What to produce — Below are some records: retype them all exactly, but not the pictures.

Listed records —

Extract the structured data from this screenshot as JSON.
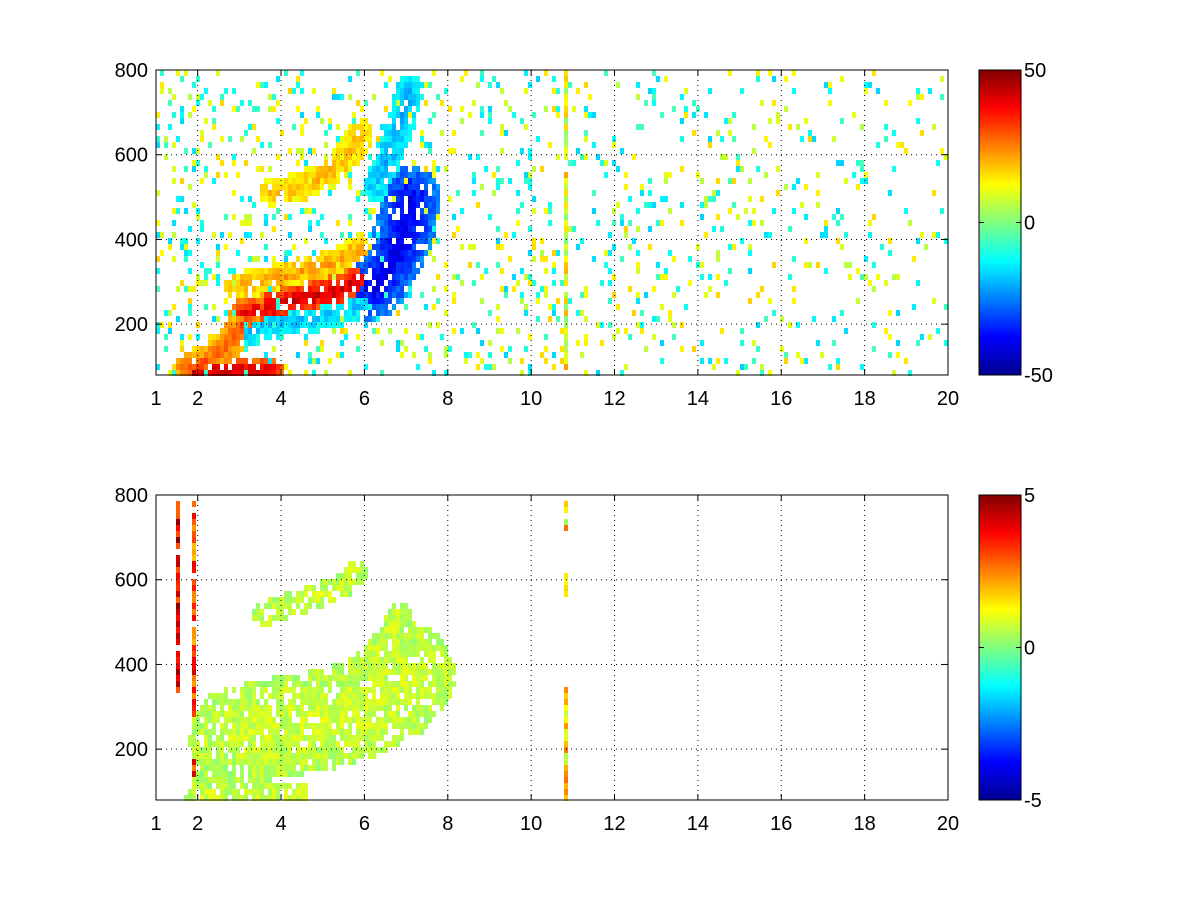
{
  "figure": {
    "background": "#ffffff"
  },
  "chart_data": [
    {
      "type": "heatmap",
      "title": "",
      "xlabel": "",
      "ylabel": "",
      "xlim": [
        1,
        20
      ],
      "ylim": [
        80,
        800
      ],
      "xticks": [
        1,
        2,
        4,
        6,
        8,
        10,
        12,
        14,
        16,
        18,
        20
      ],
      "xtick_labels": [
        "1",
        "2",
        "4",
        "6",
        "8",
        "10",
        "12",
        "14",
        "16",
        "18",
        "20"
      ],
      "yticks": [
        200,
        400,
        600,
        800
      ],
      "ytick_labels": [
        "200",
        "400",
        "600",
        "800"
      ],
      "grid": true,
      "colormap": "jet",
      "clim": [
        -50,
        50
      ],
      "colorbar_ticks": [
        50,
        0,
        -50
      ],
      "colorbar_tick_labels": [
        "50",
        "0",
        "-50"
      ],
      "background_points_density": 0.18,
      "features": [
        {
          "name": "lower-ridge",
          "points": [
            [
              3.2,
              220
            ],
            [
              3.6,
              235
            ],
            [
              4.0,
              250
            ],
            [
              4.5,
              260
            ],
            [
              5.0,
              270
            ],
            [
              5.4,
              280
            ],
            [
              5.8,
              300
            ]
          ],
          "value": 42,
          "width": 18
        },
        {
          "name": "lower-ridge-upper-edge",
          "points": [
            [
              3.0,
              290
            ],
            [
              3.6,
              300
            ],
            [
              4.2,
              315
            ],
            [
              4.8,
              330
            ],
            [
              5.4,
              350
            ],
            [
              5.9,
              380
            ]
          ],
          "value": 22,
          "width": 14
        },
        {
          "name": "upper-ridge",
          "points": [
            [
              3.8,
              510
            ],
            [
              4.3,
              520
            ],
            [
              4.8,
              540
            ],
            [
              5.3,
              570
            ],
            [
              5.7,
              610
            ],
            [
              5.9,
              650
            ]
          ],
          "value": 20,
          "width": 14
        },
        {
          "name": "left-diagonal",
          "points": [
            [
              1.8,
              90
            ],
            [
              2.4,
              120
            ],
            [
              2.8,
              160
            ],
            [
              3.2,
              210
            ],
            [
              3.6,
              240
            ]
          ],
          "value": 30,
          "width": 16
        },
        {
          "name": "bottom-hot-strip",
          "points": [
            [
              1.8,
              90
            ],
            [
              2.5,
              90
            ],
            [
              3.2,
              90
            ],
            [
              3.8,
              92
            ]
          ],
          "value": 45,
          "width": 10
        },
        {
          "name": "blue-arc",
          "points": [
            [
              6.2,
              280
            ],
            [
              6.5,
              320
            ],
            [
              6.8,
              380
            ],
            [
              7.0,
              430
            ],
            [
              7.1,
              500
            ]
          ],
          "value": -40,
          "width": 30
        },
        {
          "name": "cyan-arc-upper",
          "points": [
            [
              6.3,
              520
            ],
            [
              6.6,
              600
            ],
            [
              6.9,
              680
            ],
            [
              7.1,
              760
            ]
          ],
          "value": -20,
          "width": 14
        },
        {
          "name": "cyan-under-ridge",
          "points": [
            [
              3.2,
              180
            ],
            [
              3.8,
              200
            ],
            [
              4.6,
              210
            ],
            [
              5.4,
              230
            ],
            [
              6.0,
              250
            ]
          ],
          "value": -18,
          "width": 14
        }
      ],
      "vertical_stripes": [
        {
          "x": 10.8,
          "value": 10,
          "width": 0.08
        }
      ]
    },
    {
      "type": "heatmap",
      "title": "",
      "xlabel": "",
      "ylabel": "",
      "xlim": [
        1,
        20
      ],
      "ylim": [
        80,
        800
      ],
      "xticks": [
        1,
        2,
        4,
        6,
        8,
        10,
        12,
        14,
        16,
        18,
        20
      ],
      "xtick_labels": [
        "1",
        "2",
        "4",
        "6",
        "8",
        "10",
        "12",
        "14",
        "16",
        "18",
        "20"
      ],
      "yticks": [
        200,
        400,
        600,
        800
      ],
      "ytick_labels": [
        "200",
        "400",
        "600",
        "800"
      ],
      "grid": true,
      "colormap": "jet",
      "clim": [
        -5,
        5
      ],
      "colorbar_ticks": [
        5,
        0,
        -5
      ],
      "colorbar_tick_labels": [
        "5",
        "0",
        "-5"
      ],
      "background_points_density": 0.0,
      "features": [
        {
          "name": "lower-band",
          "points": [
            [
              3.0,
              230
            ],
            [
              3.6,
              245
            ],
            [
              4.2,
              255
            ],
            [
              4.8,
              265
            ],
            [
              5.4,
              280
            ],
            [
              6.0,
              300
            ],
            [
              6.6,
              330
            ],
            [
              7.0,
              380
            ]
          ],
          "value": 0.8,
          "width": 50
        },
        {
          "name": "upper-band",
          "points": [
            [
              3.6,
              520
            ],
            [
              4.2,
              540
            ],
            [
              4.8,
              560
            ],
            [
              5.4,
              580
            ],
            [
              5.8,
              620
            ]
          ],
          "value": 0.8,
          "width": 12
        },
        {
          "name": "right-arc",
          "points": [
            [
              6.1,
              400
            ],
            [
              6.5,
              450
            ],
            [
              6.9,
              520
            ]
          ],
          "value": 0.8,
          "width": 12
        },
        {
          "name": "bottom-band",
          "points": [
            [
              2.0,
              90
            ],
            [
              3.0,
              90
            ],
            [
              4.0,
              90
            ],
            [
              4.5,
              90
            ]
          ],
          "value": 0.8,
          "width": 12
        },
        {
          "name": "left-diagonal",
          "points": [
            [
              2.2,
              120
            ],
            [
              2.6,
              160
            ],
            [
              3.0,
              200
            ],
            [
              3.4,
              230
            ]
          ],
          "value": 0.5,
          "width": 14
        }
      ],
      "vertical_stripes": [
        {
          "x": 10.8,
          "value": 1.5,
          "width": 0.08,
          "ranges": [
            [
              80,
              350
            ],
            [
              540,
              620
            ],
            [
              700,
              780
            ]
          ]
        },
        {
          "x": 1.55,
          "value": 4,
          "width": 0.04,
          "ranges": [
            [
              330,
              790
            ]
          ]
        },
        {
          "x": 1.9,
          "value": 3,
          "width": 0.03,
          "ranges": [
            [
              120,
              790
            ]
          ]
        }
      ]
    }
  ]
}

Full solution —
Extract the structured data from this screenshot as JSON.
{
  "figure": {
    "background": "#ffffff"
  },
  "chart_data": [
    {
      "type": "heatmap",
      "title": "",
      "xlabel": "",
      "ylabel": "",
      "xlim": [
        1,
        20
      ],
      "ylim": [
        80,
        800
      ],
      "xticks": [
        1,
        2,
        4,
        6,
        8,
        10,
        12,
        14,
        16,
        18,
        20
      ],
      "xtick_labels": [
        "1",
        "2",
        "4",
        "6",
        "8",
        "10",
        "12",
        "14",
        "16",
        "18",
        "20"
      ],
      "yticks": [
        200,
        400,
        600,
        800
      ],
      "ytick_labels": [
        "200",
        "400",
        "600",
        "800"
      ],
      "grid": true,
      "colormap": "jet",
      "clim": [
        -50,
        50
      ],
      "colorbar_ticks": [
        50,
        0,
        -50
      ],
      "colorbar_tick_labels": [
        "50",
        "0",
        "-50"
      ],
      "background_points_density": 0.18,
      "features": [
        {
          "name": "lower-ridge",
          "points": [
            [
              3.2,
              220
            ],
            [
              3.6,
              235
            ],
            [
              4.0,
              250
            ],
            [
              4.5,
              260
            ],
            [
              5.0,
              270
            ],
            [
              5.4,
              280
            ],
            [
              5.8,
              300
            ]
          ],
          "value": 42,
          "width": 18
        },
        {
          "name": "lower-ridge-upper-edge",
          "points": [
            [
              3.0,
              290
            ],
            [
              3.6,
              300
            ],
            [
              4.2,
              315
            ],
            [
              4.8,
              330
            ],
            [
              5.4,
              350
            ],
            [
              5.9,
              380
            ]
          ],
          "value": 22,
          "width": 14
        },
        {
          "name": "upper-ridge",
          "points": [
            [
              3.8,
              510
            ],
            [
              4.3,
              520
            ],
            [
              4.8,
              540
            ],
            [
              5.3,
              570
            ],
            [
              5.7,
              610
            ],
            [
              5.9,
              650
            ]
          ],
          "value": 20,
          "width": 14
        },
        {
          "name": "left-diagonal",
          "points": [
            [
              1.8,
              90
            ],
            [
              2.4,
              120
            ],
            [
              2.8,
              160
            ],
            [
              3.2,
              210
            ],
            [
              3.6,
              240
            ]
          ],
          "value": 30,
          "width": 16
        },
        {
          "name": "bottom-hot-strip",
          "points": [
            [
              1.8,
              90
            ],
            [
              2.5,
              90
            ],
            [
              3.2,
              90
            ],
            [
              3.8,
              92
            ]
          ],
          "value": 45,
          "width": 10
        },
        {
          "name": "blue-arc",
          "points": [
            [
              6.2,
              280
            ],
            [
              6.5,
              320
            ],
            [
              6.8,
              380
            ],
            [
              7.0,
              430
            ],
            [
              7.1,
              500
            ]
          ],
          "value": -40,
          "width": 30
        },
        {
          "name": "cyan-arc-upper",
          "points": [
            [
              6.3,
              520
            ],
            [
              6.6,
              600
            ],
            [
              6.9,
              680
            ],
            [
              7.1,
              760
            ]
          ],
          "value": -20,
          "width": 14
        },
        {
          "name": "cyan-under-ridge",
          "points": [
            [
              3.2,
              180
            ],
            [
              3.8,
              200
            ],
            [
              4.6,
              210
            ],
            [
              5.4,
              230
            ],
            [
              6.0,
              250
            ]
          ],
          "value": -18,
          "width": 14
        }
      ],
      "vertical_stripes": [
        {
          "x": 10.8,
          "value": 10,
          "width": 0.08
        }
      ]
    },
    {
      "type": "heatmap",
      "title": "",
      "xlabel": "",
      "ylabel": "",
      "xlim": [
        1,
        20
      ],
      "ylim": [
        80,
        800
      ],
      "xticks": [
        1,
        2,
        4,
        6,
        8,
        10,
        12,
        14,
        16,
        18,
        20
      ],
      "xtick_labels": [
        "1",
        "2",
        "4",
        "6",
        "8",
        "10",
        "12",
        "14",
        "16",
        "18",
        "20"
      ],
      "yticks": [
        200,
        400,
        600,
        800
      ],
      "ytick_labels": [
        "200",
        "400",
        "600",
        "800"
      ],
      "grid": true,
      "colormap": "jet",
      "clim": [
        -5,
        5
      ],
      "colorbar_ticks": [
        5,
        0,
        -5
      ],
      "colorbar_tick_labels": [
        "5",
        "0",
        "-5"
      ],
      "background_points_density": 0.0,
      "features": [
        {
          "name": "lower-band",
          "points": [
            [
              3.0,
              230
            ],
            [
              3.6,
              245
            ],
            [
              4.2,
              255
            ],
            [
              4.8,
              265
            ],
            [
              5.4,
              280
            ],
            [
              6.0,
              300
            ],
            [
              6.6,
              330
            ],
            [
              7.0,
              380
            ]
          ],
          "value": 0.8,
          "width": 50
        },
        {
          "name": "upper-band",
          "points": [
            [
              3.6,
              520
            ],
            [
              4.2,
              540
            ],
            [
              4.8,
              560
            ],
            [
              5.4,
              580
            ],
            [
              5.8,
              620
            ]
          ],
          "value": 0.8,
          "width": 12
        },
        {
          "name": "right-arc",
          "points": [
            [
              6.1,
              400
            ],
            [
              6.5,
              450
            ],
            [
              6.9,
              520
            ]
          ],
          "value": 0.8,
          "width": 12
        },
        {
          "name": "bottom-band",
          "points": [
            [
              2.0,
              90
            ],
            [
              3.0,
              90
            ],
            [
              4.0,
              90
            ],
            [
              4.5,
              90
            ]
          ],
          "value": 0.8,
          "width": 12
        },
        {
          "name": "left-diagonal",
          "points": [
            [
              2.2,
              120
            ],
            [
              2.6,
              160
            ],
            [
              3.0,
              200
            ],
            [
              3.4,
              230
            ]
          ],
          "value": 0.5,
          "width": 14
        }
      ],
      "vertical_stripes": [
        {
          "x": 10.8,
          "value": 1.5,
          "width": 0.08,
          "ranges": [
            [
              80,
              350
            ],
            [
              540,
              620
            ],
            [
              700,
              780
            ]
          ]
        },
        {
          "x": 1.55,
          "value": 4,
          "width": 0.04,
          "ranges": [
            [
              330,
              790
            ]
          ]
        },
        {
          "x": 1.9,
          "value": 3,
          "width": 0.03,
          "ranges": [
            [
              120,
              790
            ]
          ]
        }
      ]
    }
  ]
}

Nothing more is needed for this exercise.